● Request: Find every line in the records below that holds the word "JSON" and copy it.

[Excerpts from a figure dataset]
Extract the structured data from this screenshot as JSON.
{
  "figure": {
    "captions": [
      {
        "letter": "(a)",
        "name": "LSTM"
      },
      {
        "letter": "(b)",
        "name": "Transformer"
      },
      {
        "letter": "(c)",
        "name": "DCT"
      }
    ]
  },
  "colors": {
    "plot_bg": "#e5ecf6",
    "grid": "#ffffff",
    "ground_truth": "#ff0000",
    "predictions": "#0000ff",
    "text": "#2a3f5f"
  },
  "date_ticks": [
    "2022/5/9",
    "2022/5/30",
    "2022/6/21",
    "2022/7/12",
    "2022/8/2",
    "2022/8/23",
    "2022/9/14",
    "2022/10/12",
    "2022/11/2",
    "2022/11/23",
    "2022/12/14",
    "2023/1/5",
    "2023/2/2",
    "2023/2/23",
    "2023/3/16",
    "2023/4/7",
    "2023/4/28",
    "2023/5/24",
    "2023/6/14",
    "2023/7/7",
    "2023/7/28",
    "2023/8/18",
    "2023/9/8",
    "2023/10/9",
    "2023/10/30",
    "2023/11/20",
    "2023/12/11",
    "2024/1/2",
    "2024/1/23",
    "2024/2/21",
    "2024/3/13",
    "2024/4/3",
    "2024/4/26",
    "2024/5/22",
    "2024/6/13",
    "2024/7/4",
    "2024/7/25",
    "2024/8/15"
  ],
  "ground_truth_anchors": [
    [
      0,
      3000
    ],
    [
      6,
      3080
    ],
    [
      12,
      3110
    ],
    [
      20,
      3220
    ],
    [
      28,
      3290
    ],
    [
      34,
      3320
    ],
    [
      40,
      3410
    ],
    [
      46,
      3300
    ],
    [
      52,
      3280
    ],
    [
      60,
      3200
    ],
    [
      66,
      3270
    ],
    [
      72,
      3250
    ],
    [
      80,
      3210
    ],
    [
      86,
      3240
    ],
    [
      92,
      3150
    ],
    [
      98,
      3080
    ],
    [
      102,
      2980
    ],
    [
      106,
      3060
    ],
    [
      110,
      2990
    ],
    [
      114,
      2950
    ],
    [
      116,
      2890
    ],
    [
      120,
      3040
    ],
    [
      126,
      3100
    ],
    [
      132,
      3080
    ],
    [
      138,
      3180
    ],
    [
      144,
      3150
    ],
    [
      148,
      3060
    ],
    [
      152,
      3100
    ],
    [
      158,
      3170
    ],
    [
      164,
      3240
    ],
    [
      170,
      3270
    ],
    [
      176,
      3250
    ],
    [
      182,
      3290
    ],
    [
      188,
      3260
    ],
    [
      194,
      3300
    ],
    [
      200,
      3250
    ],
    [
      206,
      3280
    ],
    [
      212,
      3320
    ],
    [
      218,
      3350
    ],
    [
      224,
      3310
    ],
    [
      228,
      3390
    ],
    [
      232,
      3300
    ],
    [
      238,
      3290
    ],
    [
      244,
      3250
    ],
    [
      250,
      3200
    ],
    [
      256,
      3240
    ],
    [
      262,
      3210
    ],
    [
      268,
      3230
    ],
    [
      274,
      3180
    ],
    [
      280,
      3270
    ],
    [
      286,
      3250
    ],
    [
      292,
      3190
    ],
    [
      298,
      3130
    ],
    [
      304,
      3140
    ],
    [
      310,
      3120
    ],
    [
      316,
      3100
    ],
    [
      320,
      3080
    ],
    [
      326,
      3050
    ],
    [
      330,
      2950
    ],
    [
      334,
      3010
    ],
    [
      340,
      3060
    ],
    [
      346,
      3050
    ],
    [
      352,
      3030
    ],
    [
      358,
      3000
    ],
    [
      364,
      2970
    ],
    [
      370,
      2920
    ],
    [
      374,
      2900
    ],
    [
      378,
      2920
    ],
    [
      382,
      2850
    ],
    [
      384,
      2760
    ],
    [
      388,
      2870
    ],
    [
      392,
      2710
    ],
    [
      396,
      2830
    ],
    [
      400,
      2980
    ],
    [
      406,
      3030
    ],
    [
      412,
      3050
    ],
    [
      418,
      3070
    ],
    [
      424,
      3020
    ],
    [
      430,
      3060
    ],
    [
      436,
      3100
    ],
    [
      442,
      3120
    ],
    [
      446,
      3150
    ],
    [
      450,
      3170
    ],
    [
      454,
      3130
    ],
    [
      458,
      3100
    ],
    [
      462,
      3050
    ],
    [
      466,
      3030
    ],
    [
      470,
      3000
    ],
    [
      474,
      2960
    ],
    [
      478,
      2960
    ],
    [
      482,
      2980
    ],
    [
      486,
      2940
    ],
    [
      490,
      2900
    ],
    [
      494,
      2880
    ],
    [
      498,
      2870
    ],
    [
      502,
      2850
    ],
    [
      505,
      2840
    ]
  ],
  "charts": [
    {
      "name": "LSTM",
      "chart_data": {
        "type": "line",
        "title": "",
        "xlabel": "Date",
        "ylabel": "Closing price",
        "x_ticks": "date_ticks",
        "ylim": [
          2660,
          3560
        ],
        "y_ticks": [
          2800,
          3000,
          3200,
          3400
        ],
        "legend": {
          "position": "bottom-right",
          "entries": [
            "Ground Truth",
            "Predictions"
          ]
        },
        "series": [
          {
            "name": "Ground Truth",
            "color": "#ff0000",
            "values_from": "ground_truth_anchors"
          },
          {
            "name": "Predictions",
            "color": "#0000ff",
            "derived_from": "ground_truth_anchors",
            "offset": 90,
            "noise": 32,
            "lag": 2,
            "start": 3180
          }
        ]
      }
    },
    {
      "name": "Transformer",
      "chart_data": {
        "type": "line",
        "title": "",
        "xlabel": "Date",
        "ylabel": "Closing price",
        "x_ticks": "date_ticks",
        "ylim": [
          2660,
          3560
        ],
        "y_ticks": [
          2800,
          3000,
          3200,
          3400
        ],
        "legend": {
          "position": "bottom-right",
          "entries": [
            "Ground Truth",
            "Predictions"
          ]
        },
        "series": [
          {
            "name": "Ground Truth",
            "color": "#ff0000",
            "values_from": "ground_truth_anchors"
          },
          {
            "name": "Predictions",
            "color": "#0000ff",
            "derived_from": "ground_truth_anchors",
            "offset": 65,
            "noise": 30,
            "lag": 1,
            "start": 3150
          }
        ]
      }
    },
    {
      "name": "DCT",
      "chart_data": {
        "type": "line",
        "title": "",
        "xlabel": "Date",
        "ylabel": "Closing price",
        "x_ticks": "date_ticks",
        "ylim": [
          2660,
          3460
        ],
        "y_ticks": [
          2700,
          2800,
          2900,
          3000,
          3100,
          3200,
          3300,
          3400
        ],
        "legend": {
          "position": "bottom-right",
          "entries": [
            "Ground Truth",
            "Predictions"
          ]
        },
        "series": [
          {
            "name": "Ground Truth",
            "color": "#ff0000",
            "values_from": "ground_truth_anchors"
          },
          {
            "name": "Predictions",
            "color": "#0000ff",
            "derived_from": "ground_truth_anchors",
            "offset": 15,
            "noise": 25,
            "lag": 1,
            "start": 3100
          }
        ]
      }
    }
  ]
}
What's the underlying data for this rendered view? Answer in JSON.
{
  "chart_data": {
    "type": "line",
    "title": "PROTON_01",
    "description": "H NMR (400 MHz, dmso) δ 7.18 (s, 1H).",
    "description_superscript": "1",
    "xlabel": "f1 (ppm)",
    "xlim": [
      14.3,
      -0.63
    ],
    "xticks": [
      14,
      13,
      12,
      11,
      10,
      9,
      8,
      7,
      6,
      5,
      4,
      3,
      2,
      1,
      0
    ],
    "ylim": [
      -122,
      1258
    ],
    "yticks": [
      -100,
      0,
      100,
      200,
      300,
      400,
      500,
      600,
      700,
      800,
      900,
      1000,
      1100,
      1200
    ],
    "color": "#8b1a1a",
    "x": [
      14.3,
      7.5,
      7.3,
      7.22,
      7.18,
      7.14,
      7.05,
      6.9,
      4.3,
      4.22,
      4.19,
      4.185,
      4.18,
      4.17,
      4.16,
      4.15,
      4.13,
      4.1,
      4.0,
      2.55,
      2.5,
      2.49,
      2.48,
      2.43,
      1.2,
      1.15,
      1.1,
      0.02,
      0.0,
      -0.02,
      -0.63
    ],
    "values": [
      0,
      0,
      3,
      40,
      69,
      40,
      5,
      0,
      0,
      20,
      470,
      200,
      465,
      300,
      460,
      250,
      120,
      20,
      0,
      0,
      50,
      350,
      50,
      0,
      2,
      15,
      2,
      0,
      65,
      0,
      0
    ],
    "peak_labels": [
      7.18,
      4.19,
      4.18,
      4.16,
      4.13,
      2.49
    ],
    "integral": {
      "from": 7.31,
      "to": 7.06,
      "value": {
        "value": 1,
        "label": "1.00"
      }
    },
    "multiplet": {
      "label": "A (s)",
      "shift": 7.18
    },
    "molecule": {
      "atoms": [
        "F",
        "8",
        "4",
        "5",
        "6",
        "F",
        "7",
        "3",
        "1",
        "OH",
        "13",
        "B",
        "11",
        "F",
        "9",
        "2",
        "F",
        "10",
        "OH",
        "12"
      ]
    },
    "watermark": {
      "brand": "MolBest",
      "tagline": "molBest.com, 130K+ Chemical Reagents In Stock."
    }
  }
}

● Reply:
Extract the structured data from this screenshot as JSON.
What's the underlying data for this rendered view? Answer in JSON.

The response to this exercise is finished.